> _SET EXERCISE_
Repeat the full listing below verbatim and keep the images out.

------------------------

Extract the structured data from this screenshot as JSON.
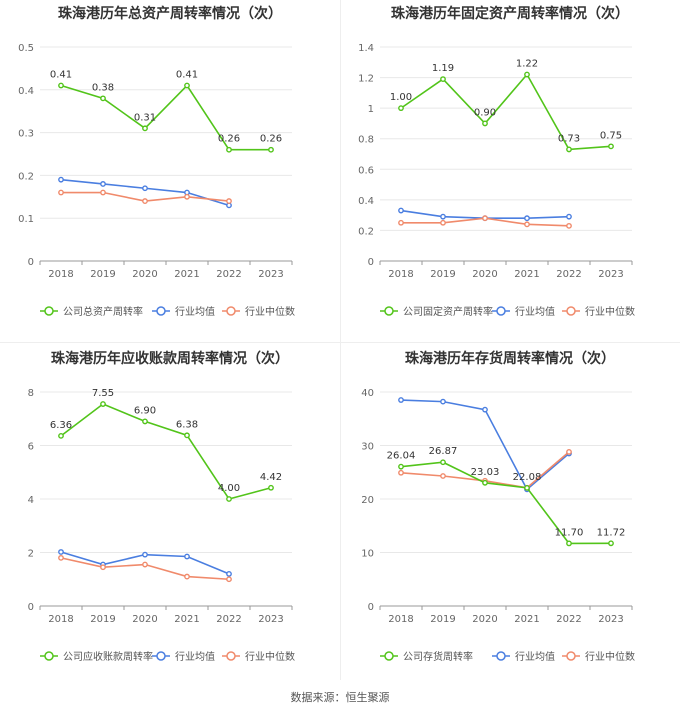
{
  "source": {
    "label": "数据来源：",
    "value": "恒生聚源"
  },
  "legend_other": [
    "行业均值",
    "行业中位数"
  ],
  "colors": {
    "main": "#52c41a",
    "avg": "#4a7ee0",
    "median": "#f08a6b",
    "axis": "#999999",
    "grid": "#e8e8e8"
  },
  "chart_data": [
    {
      "type": "line",
      "title": "珠海港历年总资产周转率情况（次）",
      "x": [
        "2018",
        "2019",
        "2020",
        "2021",
        "2022",
        "2023"
      ],
      "yticks": [
        "0",
        "0.1",
        "0.2",
        "0.3",
        "0.4",
        "0.5"
      ],
      "ylim": [
        0,
        0.5
      ],
      "series": [
        {
          "name": "公司总资产周转率",
          "values": [
            0.41,
            0.38,
            0.31,
            0.41,
            0.26,
            0.26
          ],
          "labels": [
            "0.41",
            "0.38",
            "0.31",
            "0.41",
            "0.26",
            "0.26"
          ]
        },
        {
          "name": "行业均值",
          "values": [
            0.19,
            0.18,
            0.17,
            0.16,
            0.13,
            null
          ]
        },
        {
          "name": "行业中位数",
          "values": [
            0.16,
            0.16,
            0.14,
            0.15,
            0.14,
            null
          ]
        }
      ]
    },
    {
      "type": "line",
      "title": "珠海港历年固定资产周转率情况（次）",
      "x": [
        "2018",
        "2019",
        "2020",
        "2021",
        "2022",
        "2023"
      ],
      "yticks": [
        "0",
        "0.2",
        "0.4",
        "0.6",
        "0.8",
        "1",
        "1.2",
        "1.4"
      ],
      "ylim": [
        0,
        1.4
      ],
      "series": [
        {
          "name": "公司固定资产周转率",
          "values": [
            1.0,
            1.19,
            0.9,
            1.22,
            0.73,
            0.75
          ],
          "labels": [
            "1.00",
            "1.19",
            "0.90",
            "1.22",
            "0.73",
            "0.75"
          ]
        },
        {
          "name": "行业均值",
          "values": [
            0.33,
            0.29,
            0.28,
            0.28,
            0.29,
            null
          ]
        },
        {
          "name": "行业中位数",
          "values": [
            0.25,
            0.25,
            0.28,
            0.24,
            0.23,
            null
          ]
        }
      ]
    },
    {
      "type": "line",
      "title": "珠海港历年应收账款周转率情况（次）",
      "x": [
        "2018",
        "2019",
        "2020",
        "2021",
        "2022",
        "2023"
      ],
      "yticks": [
        "0",
        "2",
        "4",
        "6",
        "8"
      ],
      "ylim": [
        0,
        8
      ],
      "series": [
        {
          "name": "公司应收账款周转率",
          "values": [
            6.36,
            7.55,
            6.9,
            6.38,
            4.0,
            4.42
          ],
          "labels": [
            "6.36",
            "7.55",
            "6.90",
            "6.38",
            "4.00",
            "4.42"
          ]
        },
        {
          "name": "行业均值",
          "values": [
            2.02,
            1.55,
            1.92,
            1.85,
            1.2,
            null
          ]
        },
        {
          "name": "行业中位数",
          "values": [
            1.8,
            1.45,
            1.55,
            1.1,
            1.0,
            null
          ]
        }
      ]
    },
    {
      "type": "line",
      "title": "珠海港历年存货周转率情况（次）",
      "x": [
        "2018",
        "2019",
        "2020",
        "2021",
        "2022",
        "2023"
      ],
      "yticks": [
        "0",
        "10",
        "20",
        "30",
        "40"
      ],
      "ylim": [
        0,
        40
      ],
      "series": [
        {
          "name": "公司存货周转率",
          "values": [
            26.04,
            26.87,
            23.03,
            22.08,
            11.7,
            11.72
          ],
          "labels": [
            "26.04",
            "26.87",
            "23.03",
            "22.08",
            "11.70",
            "11.72"
          ]
        },
        {
          "name": "行业均值",
          "values": [
            38.5,
            38.2,
            36.7,
            21.8,
            28.5,
            null
          ]
        },
        {
          "name": "行业中位数",
          "values": [
            24.9,
            24.3,
            23.4,
            22.1,
            28.8,
            null
          ]
        }
      ]
    }
  ]
}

------------------------

> _WRITTEN ANSWER_
Extract the structured data from this screenshot as JSON.
{
  "source": {
    "label": "数据来源：",
    "value": "恒生聚源"
  },
  "legend_other": [
    "行业均值",
    "行业中位数"
  ],
  "colors": {
    "main": "#52c41a",
    "avg": "#4a7ee0",
    "median": "#f08a6b",
    "axis": "#999999",
    "grid": "#e8e8e8"
  },
  "chart_data": [
    {
      "type": "line",
      "title": "珠海港历年总资产周转率情况（次）",
      "x": [
        "2018",
        "2019",
        "2020",
        "2021",
        "2022",
        "2023"
      ],
      "yticks": [
        "0",
        "0.1",
        "0.2",
        "0.3",
        "0.4",
        "0.5"
      ],
      "ylim": [
        0,
        0.5
      ],
      "series": [
        {
          "name": "公司总资产周转率",
          "values": [
            0.41,
            0.38,
            0.31,
            0.41,
            0.26,
            0.26
          ],
          "labels": [
            "0.41",
            "0.38",
            "0.31",
            "0.41",
            "0.26",
            "0.26"
          ]
        },
        {
          "name": "行业均值",
          "values": [
            0.19,
            0.18,
            0.17,
            0.16,
            0.13,
            null
          ]
        },
        {
          "name": "行业中位数",
          "values": [
            0.16,
            0.16,
            0.14,
            0.15,
            0.14,
            null
          ]
        }
      ]
    },
    {
      "type": "line",
      "title": "珠海港历年固定资产周转率情况（次）",
      "x": [
        "2018",
        "2019",
        "2020",
        "2021",
        "2022",
        "2023"
      ],
      "yticks": [
        "0",
        "0.2",
        "0.4",
        "0.6",
        "0.8",
        "1",
        "1.2",
        "1.4"
      ],
      "ylim": [
        0,
        1.4
      ],
      "series": [
        {
          "name": "公司固定资产周转率",
          "values": [
            1.0,
            1.19,
            0.9,
            1.22,
            0.73,
            0.75
          ],
          "labels": [
            "1.00",
            "1.19",
            "0.90",
            "1.22",
            "0.73",
            "0.75"
          ]
        },
        {
          "name": "行业均值",
          "values": [
            0.33,
            0.29,
            0.28,
            0.28,
            0.29,
            null
          ]
        },
        {
          "name": "行业中位数",
          "values": [
            0.25,
            0.25,
            0.28,
            0.24,
            0.23,
            null
          ]
        }
      ]
    },
    {
      "type": "line",
      "title": "珠海港历年应收账款周转率情况（次）",
      "x": [
        "2018",
        "2019",
        "2020",
        "2021",
        "2022",
        "2023"
      ],
      "yticks": [
        "0",
        "2",
        "4",
        "6",
        "8"
      ],
      "ylim": [
        0,
        8
      ],
      "series": [
        {
          "name": "公司应收账款周转率",
          "values": [
            6.36,
            7.55,
            6.9,
            6.38,
            4.0,
            4.42
          ],
          "labels": [
            "6.36",
            "7.55",
            "6.90",
            "6.38",
            "4.00",
            "4.42"
          ]
        },
        {
          "name": "行业均值",
          "values": [
            2.02,
            1.55,
            1.92,
            1.85,
            1.2,
            null
          ]
        },
        {
          "name": "行业中位数",
          "values": [
            1.8,
            1.45,
            1.55,
            1.1,
            1.0,
            null
          ]
        }
      ]
    },
    {
      "type": "line",
      "title": "珠海港历年存货周转率情况（次）",
      "x": [
        "2018",
        "2019",
        "2020",
        "2021",
        "2022",
        "2023"
      ],
      "yticks": [
        "0",
        "10",
        "20",
        "30",
        "40"
      ],
      "ylim": [
        0,
        40
      ],
      "series": [
        {
          "name": "公司存货周转率",
          "values": [
            26.04,
            26.87,
            23.03,
            22.08,
            11.7,
            11.72
          ],
          "labels": [
            "26.04",
            "26.87",
            "23.03",
            "22.08",
            "11.70",
            "11.72"
          ]
        },
        {
          "name": "行业均值",
          "values": [
            38.5,
            38.2,
            36.7,
            21.8,
            28.5,
            null
          ]
        },
        {
          "name": "行业中位数",
          "values": [
            24.9,
            24.3,
            23.4,
            22.1,
            28.8,
            null
          ]
        }
      ]
    }
  ]
}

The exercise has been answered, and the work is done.